(Figure collection entries)
- - -

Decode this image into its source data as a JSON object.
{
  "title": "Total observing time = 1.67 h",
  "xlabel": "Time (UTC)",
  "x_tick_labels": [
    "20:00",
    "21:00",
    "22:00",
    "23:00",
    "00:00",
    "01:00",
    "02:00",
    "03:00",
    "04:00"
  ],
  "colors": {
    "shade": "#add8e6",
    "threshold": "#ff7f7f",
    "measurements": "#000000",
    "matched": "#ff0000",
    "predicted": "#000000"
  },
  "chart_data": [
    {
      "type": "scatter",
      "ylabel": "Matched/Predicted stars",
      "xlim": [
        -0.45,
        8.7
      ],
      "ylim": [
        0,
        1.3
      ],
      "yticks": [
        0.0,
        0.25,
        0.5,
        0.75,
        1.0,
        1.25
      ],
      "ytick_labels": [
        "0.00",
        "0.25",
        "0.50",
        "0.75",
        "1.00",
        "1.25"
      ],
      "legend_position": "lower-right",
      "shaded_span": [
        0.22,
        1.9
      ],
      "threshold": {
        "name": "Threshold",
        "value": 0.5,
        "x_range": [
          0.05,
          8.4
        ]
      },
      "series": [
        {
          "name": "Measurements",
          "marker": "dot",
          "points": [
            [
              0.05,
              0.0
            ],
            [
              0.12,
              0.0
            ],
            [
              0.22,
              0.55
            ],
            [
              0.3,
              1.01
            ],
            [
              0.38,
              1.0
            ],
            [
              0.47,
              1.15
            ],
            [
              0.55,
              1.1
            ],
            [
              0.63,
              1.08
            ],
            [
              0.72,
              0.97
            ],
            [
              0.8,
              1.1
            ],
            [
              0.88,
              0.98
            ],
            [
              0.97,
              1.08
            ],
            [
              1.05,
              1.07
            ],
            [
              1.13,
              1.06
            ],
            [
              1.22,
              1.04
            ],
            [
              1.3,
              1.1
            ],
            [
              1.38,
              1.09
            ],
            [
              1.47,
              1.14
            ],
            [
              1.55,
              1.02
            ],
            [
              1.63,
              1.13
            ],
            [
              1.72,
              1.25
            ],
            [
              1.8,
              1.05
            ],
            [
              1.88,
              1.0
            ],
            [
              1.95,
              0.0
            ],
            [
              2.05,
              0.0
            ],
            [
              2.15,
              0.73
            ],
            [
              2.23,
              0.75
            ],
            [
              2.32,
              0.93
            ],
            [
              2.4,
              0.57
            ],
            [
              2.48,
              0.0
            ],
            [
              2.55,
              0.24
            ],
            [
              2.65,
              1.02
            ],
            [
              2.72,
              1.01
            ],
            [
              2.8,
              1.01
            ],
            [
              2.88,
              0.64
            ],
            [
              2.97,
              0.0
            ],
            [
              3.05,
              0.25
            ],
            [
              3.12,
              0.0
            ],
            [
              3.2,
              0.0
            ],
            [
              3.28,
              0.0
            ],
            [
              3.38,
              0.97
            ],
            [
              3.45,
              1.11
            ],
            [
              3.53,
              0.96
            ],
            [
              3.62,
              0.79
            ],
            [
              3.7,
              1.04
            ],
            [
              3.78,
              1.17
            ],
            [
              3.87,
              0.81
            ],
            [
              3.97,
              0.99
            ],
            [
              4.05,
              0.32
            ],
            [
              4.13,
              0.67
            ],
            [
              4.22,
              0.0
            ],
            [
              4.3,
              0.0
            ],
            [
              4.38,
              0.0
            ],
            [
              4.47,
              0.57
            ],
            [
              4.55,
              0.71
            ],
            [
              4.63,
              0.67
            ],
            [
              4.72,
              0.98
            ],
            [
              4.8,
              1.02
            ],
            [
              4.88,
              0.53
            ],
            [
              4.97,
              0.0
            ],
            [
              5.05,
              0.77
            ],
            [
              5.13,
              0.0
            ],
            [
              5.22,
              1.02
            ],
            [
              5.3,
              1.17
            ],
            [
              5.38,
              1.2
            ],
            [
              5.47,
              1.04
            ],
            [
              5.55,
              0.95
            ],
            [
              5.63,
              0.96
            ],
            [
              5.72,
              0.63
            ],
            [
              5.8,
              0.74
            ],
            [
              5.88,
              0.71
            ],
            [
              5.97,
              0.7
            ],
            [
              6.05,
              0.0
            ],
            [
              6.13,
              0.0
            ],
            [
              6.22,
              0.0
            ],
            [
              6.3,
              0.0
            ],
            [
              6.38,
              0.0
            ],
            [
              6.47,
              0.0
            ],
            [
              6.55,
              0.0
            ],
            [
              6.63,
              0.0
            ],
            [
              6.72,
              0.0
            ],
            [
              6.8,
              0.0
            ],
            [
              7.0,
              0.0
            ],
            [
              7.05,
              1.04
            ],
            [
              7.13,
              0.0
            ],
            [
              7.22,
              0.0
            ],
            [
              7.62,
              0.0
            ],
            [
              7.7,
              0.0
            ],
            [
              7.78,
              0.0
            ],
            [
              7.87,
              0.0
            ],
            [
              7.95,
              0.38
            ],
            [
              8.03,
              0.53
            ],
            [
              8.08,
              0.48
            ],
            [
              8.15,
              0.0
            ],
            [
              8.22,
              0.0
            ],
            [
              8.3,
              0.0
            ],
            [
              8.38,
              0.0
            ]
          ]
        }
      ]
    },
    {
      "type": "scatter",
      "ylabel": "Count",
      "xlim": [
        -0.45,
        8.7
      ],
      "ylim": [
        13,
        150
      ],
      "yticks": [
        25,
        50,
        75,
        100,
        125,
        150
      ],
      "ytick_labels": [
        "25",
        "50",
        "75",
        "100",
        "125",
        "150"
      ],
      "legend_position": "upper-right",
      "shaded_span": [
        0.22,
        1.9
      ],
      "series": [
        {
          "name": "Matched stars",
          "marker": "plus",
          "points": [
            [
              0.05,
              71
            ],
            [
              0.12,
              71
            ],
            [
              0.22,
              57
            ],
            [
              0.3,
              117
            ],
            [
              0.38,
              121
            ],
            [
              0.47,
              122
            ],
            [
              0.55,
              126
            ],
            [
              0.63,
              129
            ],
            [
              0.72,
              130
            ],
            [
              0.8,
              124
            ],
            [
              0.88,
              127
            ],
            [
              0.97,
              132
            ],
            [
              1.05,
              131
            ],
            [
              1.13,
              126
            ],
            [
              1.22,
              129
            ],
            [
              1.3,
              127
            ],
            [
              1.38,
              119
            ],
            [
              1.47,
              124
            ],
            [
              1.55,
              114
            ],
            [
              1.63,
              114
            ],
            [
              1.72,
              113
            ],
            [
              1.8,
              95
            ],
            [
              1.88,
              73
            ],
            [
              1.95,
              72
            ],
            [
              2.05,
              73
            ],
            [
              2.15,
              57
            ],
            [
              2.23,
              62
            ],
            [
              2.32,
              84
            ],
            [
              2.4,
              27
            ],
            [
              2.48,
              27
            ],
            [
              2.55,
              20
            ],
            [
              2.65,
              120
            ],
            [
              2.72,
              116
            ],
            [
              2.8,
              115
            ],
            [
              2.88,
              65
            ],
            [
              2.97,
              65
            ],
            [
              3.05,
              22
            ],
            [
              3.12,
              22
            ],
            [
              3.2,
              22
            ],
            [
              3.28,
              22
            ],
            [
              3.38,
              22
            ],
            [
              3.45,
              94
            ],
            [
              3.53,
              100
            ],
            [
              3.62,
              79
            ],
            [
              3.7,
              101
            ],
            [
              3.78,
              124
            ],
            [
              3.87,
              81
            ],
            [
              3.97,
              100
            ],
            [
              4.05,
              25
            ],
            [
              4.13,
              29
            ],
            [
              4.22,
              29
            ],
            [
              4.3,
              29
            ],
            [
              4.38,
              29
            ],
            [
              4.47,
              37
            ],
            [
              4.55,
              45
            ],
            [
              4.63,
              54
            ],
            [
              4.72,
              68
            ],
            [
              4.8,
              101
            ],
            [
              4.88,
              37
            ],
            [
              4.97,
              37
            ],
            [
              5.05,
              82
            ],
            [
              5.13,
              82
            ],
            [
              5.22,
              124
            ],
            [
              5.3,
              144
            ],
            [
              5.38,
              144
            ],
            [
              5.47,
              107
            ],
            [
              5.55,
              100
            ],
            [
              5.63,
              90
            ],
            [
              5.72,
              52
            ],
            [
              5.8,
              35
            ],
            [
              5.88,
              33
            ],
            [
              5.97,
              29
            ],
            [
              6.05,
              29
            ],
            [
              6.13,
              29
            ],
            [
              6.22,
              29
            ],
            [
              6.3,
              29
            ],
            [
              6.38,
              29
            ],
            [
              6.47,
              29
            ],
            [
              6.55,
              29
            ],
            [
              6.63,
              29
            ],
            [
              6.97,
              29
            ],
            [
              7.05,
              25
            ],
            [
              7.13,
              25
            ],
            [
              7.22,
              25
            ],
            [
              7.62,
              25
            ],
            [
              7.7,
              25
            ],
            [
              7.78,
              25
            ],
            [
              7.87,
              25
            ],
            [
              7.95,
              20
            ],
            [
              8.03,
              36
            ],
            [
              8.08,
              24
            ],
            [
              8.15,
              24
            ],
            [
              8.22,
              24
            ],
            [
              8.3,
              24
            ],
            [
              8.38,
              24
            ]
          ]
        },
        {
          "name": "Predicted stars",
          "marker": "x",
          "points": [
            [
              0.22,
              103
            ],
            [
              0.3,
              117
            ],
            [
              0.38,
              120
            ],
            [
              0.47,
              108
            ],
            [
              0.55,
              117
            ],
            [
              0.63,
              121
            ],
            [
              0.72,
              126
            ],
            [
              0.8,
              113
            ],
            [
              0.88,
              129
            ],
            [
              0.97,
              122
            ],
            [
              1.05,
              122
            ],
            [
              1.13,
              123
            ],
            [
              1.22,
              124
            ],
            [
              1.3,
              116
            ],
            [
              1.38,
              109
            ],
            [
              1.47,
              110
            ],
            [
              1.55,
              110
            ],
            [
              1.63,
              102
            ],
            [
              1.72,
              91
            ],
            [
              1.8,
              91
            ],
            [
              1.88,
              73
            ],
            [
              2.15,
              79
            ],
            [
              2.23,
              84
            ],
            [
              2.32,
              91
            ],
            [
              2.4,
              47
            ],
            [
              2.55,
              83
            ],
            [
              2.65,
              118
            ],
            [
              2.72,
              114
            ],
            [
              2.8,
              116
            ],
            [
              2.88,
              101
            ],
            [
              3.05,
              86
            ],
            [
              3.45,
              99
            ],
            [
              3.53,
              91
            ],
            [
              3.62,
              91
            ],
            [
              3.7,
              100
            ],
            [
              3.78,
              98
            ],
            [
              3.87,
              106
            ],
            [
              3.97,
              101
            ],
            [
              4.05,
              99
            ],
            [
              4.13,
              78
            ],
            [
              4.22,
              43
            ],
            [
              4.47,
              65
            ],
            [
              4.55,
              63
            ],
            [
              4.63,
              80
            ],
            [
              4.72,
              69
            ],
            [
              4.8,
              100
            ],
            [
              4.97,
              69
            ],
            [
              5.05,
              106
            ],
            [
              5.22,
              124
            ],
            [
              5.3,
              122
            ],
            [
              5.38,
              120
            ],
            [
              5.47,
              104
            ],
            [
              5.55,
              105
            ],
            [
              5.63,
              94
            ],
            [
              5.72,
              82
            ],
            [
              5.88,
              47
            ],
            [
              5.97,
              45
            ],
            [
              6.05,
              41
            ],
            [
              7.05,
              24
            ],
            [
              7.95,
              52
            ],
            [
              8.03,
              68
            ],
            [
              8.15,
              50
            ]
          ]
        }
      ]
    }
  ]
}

- - -

What is expected – Take each line of the material that contains the word "stars" and list it.

Response for this exercise –
      "ylabel": "Matched/Predicted stars",
          "name": "Matched stars",
          "name": "Predicted stars",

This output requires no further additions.